[Exercise prompt]
How many lines in these records hold the string "this"? State only that number.

[Input]
>> start

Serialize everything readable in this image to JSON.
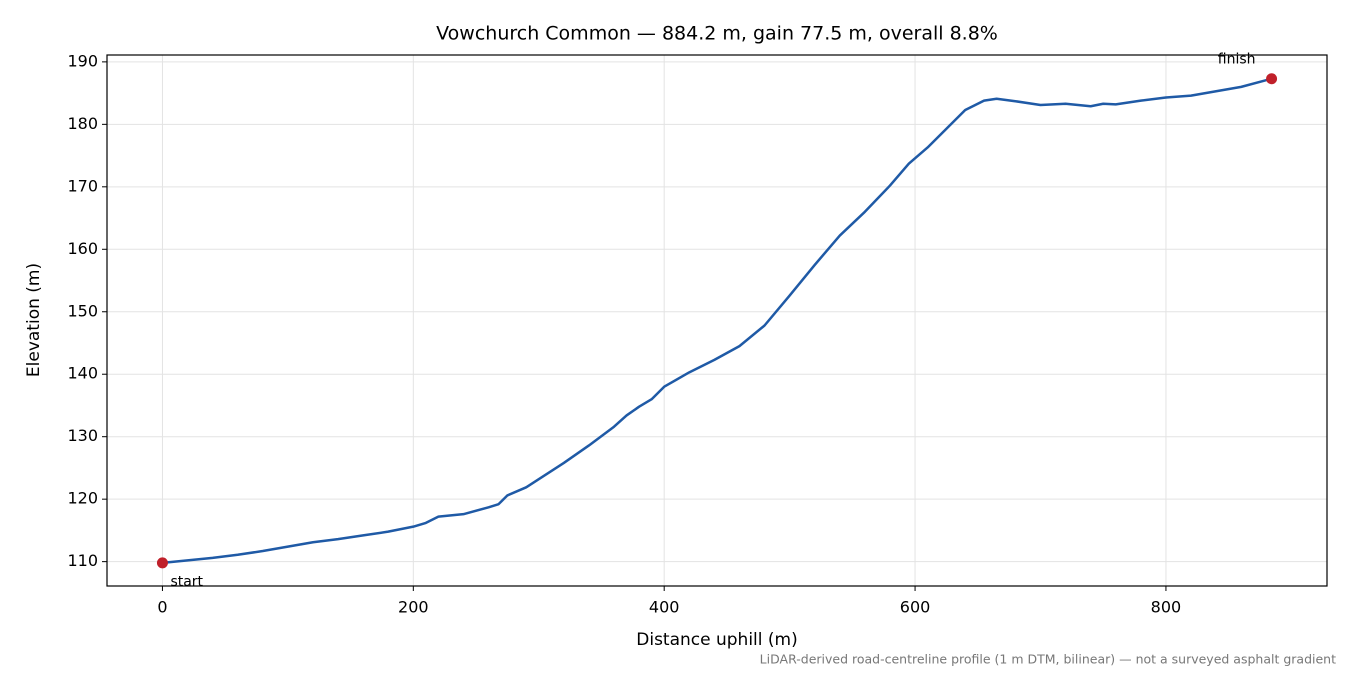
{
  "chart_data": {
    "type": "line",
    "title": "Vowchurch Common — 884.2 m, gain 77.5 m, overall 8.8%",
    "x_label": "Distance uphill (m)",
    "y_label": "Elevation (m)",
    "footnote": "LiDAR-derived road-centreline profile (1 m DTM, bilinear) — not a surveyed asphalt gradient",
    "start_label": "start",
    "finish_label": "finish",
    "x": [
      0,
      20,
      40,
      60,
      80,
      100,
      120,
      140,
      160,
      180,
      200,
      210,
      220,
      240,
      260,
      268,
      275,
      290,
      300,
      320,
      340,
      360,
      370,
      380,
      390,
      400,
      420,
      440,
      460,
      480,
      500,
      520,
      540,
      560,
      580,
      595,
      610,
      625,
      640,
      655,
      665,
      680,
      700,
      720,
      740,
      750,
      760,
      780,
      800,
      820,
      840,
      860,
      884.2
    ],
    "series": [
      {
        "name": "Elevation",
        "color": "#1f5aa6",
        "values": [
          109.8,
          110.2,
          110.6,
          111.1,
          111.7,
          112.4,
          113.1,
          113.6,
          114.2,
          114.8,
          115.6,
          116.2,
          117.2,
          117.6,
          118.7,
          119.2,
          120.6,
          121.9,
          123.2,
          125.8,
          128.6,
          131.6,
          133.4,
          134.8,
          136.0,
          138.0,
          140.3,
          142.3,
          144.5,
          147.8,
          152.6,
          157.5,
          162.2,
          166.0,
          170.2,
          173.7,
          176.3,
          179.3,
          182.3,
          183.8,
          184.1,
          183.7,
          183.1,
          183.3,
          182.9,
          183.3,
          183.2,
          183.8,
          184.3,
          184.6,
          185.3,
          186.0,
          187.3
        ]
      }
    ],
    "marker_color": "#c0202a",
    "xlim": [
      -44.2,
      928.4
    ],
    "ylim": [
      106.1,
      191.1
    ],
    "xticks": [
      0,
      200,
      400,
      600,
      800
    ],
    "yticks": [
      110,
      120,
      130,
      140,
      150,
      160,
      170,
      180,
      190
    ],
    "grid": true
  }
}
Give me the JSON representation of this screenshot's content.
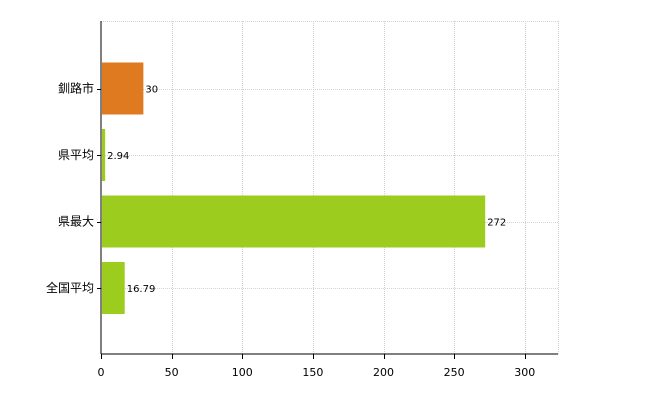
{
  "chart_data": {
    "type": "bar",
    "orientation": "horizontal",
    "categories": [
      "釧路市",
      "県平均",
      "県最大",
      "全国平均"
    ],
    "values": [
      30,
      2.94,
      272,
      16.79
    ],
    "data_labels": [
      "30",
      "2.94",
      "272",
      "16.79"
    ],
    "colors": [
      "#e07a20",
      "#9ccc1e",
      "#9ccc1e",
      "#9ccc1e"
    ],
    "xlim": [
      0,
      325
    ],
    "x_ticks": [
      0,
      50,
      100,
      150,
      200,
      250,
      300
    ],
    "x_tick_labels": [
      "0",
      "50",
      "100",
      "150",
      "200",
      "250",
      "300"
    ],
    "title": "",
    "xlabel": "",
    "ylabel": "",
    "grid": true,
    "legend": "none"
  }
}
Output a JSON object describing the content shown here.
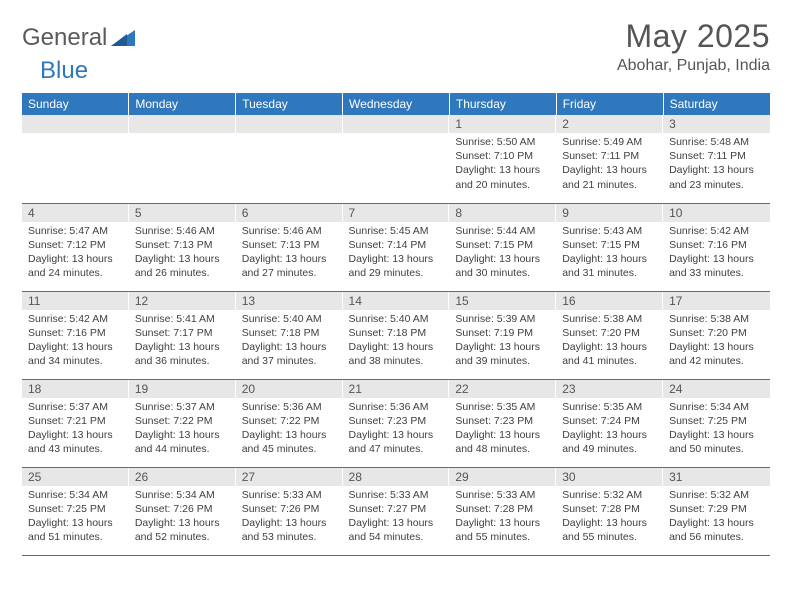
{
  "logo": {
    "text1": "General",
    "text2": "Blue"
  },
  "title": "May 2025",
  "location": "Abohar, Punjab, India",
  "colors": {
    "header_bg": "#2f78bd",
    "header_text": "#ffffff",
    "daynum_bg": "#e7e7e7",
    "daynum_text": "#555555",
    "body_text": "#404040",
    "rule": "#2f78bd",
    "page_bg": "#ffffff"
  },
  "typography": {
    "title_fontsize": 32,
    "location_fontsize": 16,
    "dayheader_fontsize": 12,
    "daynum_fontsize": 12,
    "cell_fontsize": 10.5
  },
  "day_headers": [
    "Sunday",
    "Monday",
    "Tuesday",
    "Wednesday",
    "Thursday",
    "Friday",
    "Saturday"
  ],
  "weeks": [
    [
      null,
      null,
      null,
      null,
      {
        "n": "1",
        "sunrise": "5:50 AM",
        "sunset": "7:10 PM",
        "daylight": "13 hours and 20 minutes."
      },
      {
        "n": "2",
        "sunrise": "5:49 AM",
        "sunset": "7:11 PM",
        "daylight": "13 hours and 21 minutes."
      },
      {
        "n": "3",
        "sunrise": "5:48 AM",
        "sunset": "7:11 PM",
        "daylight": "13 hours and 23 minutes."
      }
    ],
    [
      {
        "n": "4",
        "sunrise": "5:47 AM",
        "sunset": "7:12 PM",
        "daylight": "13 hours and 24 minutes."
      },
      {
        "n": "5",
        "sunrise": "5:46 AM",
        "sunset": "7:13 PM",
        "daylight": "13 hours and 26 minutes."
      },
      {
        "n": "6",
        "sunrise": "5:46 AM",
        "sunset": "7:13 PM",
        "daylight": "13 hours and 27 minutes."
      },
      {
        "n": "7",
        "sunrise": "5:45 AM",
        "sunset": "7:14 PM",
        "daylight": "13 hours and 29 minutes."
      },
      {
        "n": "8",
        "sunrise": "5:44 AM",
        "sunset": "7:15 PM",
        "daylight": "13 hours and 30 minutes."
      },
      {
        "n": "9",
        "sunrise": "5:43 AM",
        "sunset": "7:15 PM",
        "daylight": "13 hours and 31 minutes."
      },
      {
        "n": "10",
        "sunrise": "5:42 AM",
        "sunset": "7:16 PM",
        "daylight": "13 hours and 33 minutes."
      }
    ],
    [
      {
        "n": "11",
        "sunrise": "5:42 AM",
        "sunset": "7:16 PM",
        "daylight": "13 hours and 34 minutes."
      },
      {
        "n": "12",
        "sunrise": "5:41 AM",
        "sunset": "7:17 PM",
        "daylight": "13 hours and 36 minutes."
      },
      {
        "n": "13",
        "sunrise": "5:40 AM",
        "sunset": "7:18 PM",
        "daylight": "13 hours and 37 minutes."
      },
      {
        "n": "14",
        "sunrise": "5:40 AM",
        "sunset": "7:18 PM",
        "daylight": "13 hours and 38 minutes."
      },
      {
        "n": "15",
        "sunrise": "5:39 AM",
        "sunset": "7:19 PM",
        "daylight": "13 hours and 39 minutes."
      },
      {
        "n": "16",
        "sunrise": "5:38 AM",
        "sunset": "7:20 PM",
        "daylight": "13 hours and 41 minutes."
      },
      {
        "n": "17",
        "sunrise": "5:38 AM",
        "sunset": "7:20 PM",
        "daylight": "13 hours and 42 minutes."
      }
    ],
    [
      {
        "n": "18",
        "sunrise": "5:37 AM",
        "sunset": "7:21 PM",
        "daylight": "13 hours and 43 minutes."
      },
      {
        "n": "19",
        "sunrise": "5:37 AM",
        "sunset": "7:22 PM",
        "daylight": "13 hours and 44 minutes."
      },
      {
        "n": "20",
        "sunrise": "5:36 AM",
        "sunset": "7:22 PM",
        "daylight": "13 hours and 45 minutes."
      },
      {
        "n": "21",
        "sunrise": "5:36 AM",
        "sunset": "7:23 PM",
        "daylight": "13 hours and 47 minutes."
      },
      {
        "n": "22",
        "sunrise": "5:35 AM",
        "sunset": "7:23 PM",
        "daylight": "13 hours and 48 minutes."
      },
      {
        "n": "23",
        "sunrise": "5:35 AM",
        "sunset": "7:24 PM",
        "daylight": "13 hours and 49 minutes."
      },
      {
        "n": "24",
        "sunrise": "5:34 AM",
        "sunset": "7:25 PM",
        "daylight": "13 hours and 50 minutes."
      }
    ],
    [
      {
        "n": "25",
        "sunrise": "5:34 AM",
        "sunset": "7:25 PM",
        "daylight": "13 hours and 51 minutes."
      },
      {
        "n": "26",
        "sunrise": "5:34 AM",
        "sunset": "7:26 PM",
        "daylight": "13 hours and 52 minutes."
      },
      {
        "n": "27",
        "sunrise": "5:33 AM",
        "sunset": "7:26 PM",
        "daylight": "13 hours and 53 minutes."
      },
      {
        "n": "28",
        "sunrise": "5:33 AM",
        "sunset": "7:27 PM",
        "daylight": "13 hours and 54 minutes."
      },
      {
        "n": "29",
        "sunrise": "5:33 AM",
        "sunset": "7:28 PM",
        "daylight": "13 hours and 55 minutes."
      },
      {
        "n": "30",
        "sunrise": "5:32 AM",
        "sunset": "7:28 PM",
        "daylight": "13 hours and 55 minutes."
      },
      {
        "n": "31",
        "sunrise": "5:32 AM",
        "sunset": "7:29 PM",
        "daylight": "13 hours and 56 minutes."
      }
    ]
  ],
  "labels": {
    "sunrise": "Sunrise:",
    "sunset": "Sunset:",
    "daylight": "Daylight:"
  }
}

>> end

[Exercise result]
2